### Exercise input
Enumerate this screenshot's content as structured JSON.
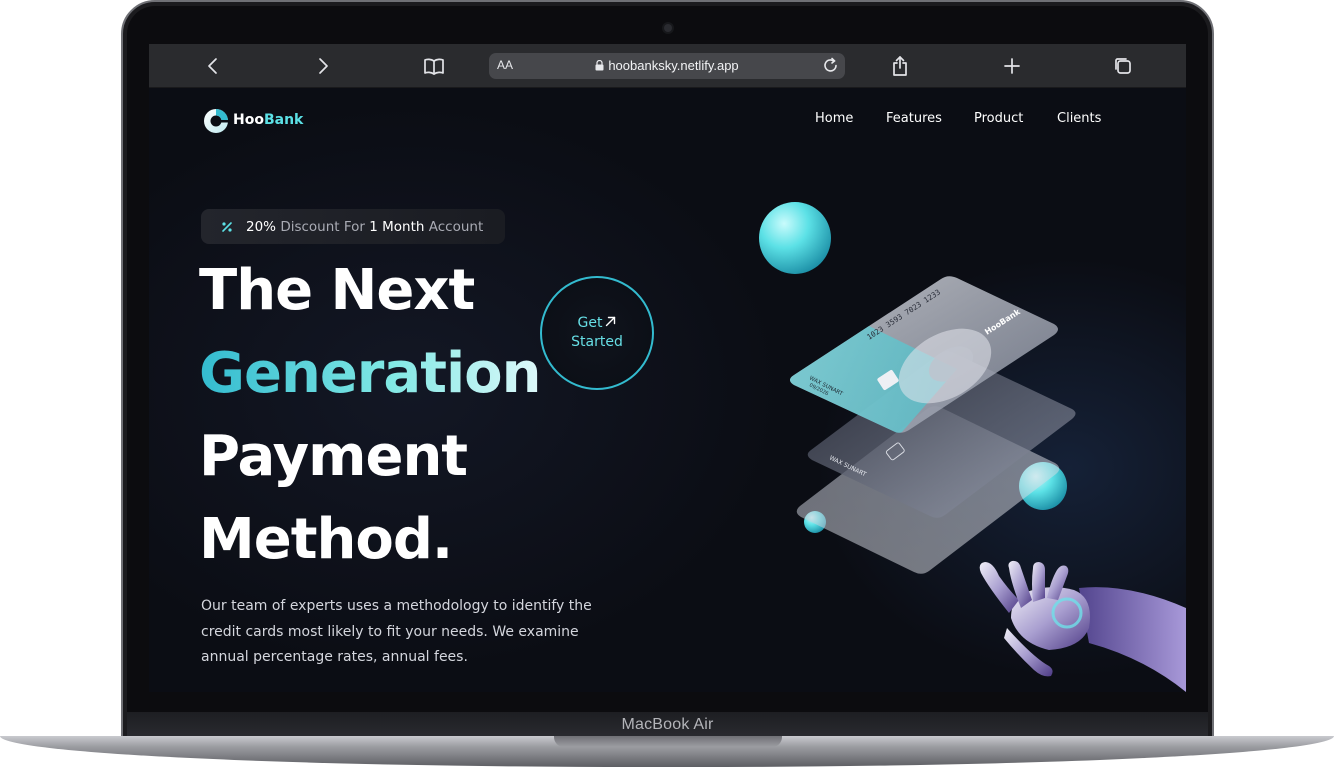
{
  "device": {
    "label": "MacBook Air"
  },
  "browser": {
    "text_size_button": "AA",
    "url": "hoobanksky.netlify.app"
  },
  "site": {
    "logo": {
      "part1": "Hoo",
      "part2": "Bank"
    },
    "nav": [
      {
        "label": "Home"
      },
      {
        "label": "Features"
      },
      {
        "label": "Product"
      },
      {
        "label": "Clients"
      }
    ],
    "discount": {
      "percent": "20%",
      "text1": "Discount For",
      "duration": "1 Month",
      "text2": "Account"
    },
    "hero": {
      "line1": "The Next",
      "line2": "Generation",
      "line3": "Payment",
      "line4": "Method."
    },
    "cta": {
      "line1": "Get",
      "line2": "Started"
    },
    "description": "Our team of experts uses a methodology to identify the credit cards most likely to fit your needs. We examine annual percentage rates, annual fees.",
    "card": {
      "number": "1023 3593 7023 1233",
      "holder": "WAX SUNART",
      "expiry": "09/2026",
      "brand": "HooBank"
    }
  },
  "colors": {
    "accent": "#5ce1e6",
    "accent_dark": "#33bbcf",
    "background": "#0b0d14"
  }
}
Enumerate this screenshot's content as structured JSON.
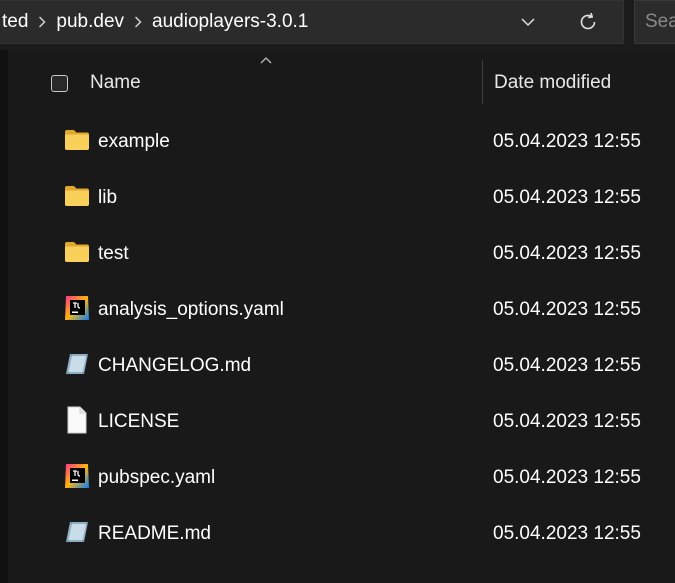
{
  "address_bar": {
    "breadcrumbs": [
      "ted",
      "pub.dev",
      "audioplayers-3.0.1"
    ]
  },
  "search": {
    "placeholder": "Sea"
  },
  "columns": {
    "name": "Name",
    "date_modified": "Date modified"
  },
  "files": [
    {
      "name": "example",
      "date": "05.04.2023 12:55",
      "icon": "folder-icon"
    },
    {
      "name": "lib",
      "date": "05.04.2023 12:55",
      "icon": "folder-icon"
    },
    {
      "name": "test",
      "date": "05.04.2023 12:55",
      "icon": "folder-icon"
    },
    {
      "name": "analysis_options.yaml",
      "date": "05.04.2023 12:55",
      "icon": "jetbrains-icon"
    },
    {
      "name": "CHANGELOG.md",
      "date": "05.04.2023 12:55",
      "icon": "markdown-icon"
    },
    {
      "name": "LICENSE",
      "date": "05.04.2023 12:55",
      "icon": "file-icon"
    },
    {
      "name": "pubspec.yaml",
      "date": "05.04.2023 12:55",
      "icon": "jetbrains-icon"
    },
    {
      "name": "README.md",
      "date": "05.04.2023 12:55",
      "icon": "markdown-icon"
    }
  ],
  "colors": {
    "background": "#191919",
    "address_bg": "#2b2b2b",
    "folder": "#f6c342"
  }
}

### Written instruction
Write out the listing above again, exactly, but with no pictures in the copy.

### Written response
Enumerate this screenshot's content as structured JSON.
{
  "device": {
    "label": "MacBook Air"
  },
  "browser": {
    "text_size_button": "AA",
    "url": "hoobanksky.netlify.app"
  },
  "site": {
    "logo": {
      "part1": "Hoo",
      "part2": "Bank"
    },
    "nav": [
      {
        "label": "Home"
      },
      {
        "label": "Features"
      },
      {
        "label": "Product"
      },
      {
        "label": "Clients"
      }
    ],
    "discount": {
      "percent": "20%",
      "text1": "Discount For",
      "duration": "1 Month",
      "text2": "Account"
    },
    "hero": {
      "line1": "The Next",
      "line2": "Generation",
      "line3": "Payment",
      "line4": "Method."
    },
    "cta": {
      "line1": "Get",
      "line2": "Started"
    },
    "description": "Our team of experts uses a methodology to identify the credit cards most likely to fit your needs. We examine annual percentage rates, annual fees.",
    "card": {
      "number": "1023 3593 7023 1233",
      "holder": "WAX SUNART",
      "expiry": "09/2026",
      "brand": "HooBank"
    }
  },
  "colors": {
    "accent": "#5ce1e6",
    "accent_dark": "#33bbcf",
    "background": "#0b0d14"
  }
}
Enumerate this screenshot's content as structured JSON.
{
  "address_bar": {
    "breadcrumbs": [
      "ted",
      "pub.dev",
      "audioplayers-3.0.1"
    ]
  },
  "search": {
    "placeholder": "Sea"
  },
  "columns": {
    "name": "Name",
    "date_modified": "Date modified"
  },
  "files": [
    {
      "name": "example",
      "date": "05.04.2023 12:55",
      "icon": "folder-icon"
    },
    {
      "name": "lib",
      "date": "05.04.2023 12:55",
      "icon": "folder-icon"
    },
    {
      "name": "test",
      "date": "05.04.2023 12:55",
      "icon": "folder-icon"
    },
    {
      "name": "analysis_options.yaml",
      "date": "05.04.2023 12:55",
      "icon": "jetbrains-icon"
    },
    {
      "name": "CHANGELOG.md",
      "date": "05.04.2023 12:55",
      "icon": "markdown-icon"
    },
    {
      "name": "LICENSE",
      "date": "05.04.2023 12:55",
      "icon": "file-icon"
    },
    {
      "name": "pubspec.yaml",
      "date": "05.04.2023 12:55",
      "icon": "jetbrains-icon"
    },
    {
      "name": "README.md",
      "date": "05.04.2023 12:55",
      "icon": "markdown-icon"
    }
  ],
  "colors": {
    "background": "#191919",
    "address_bg": "#2b2b2b",
    "folder": "#f6c342"
  }
}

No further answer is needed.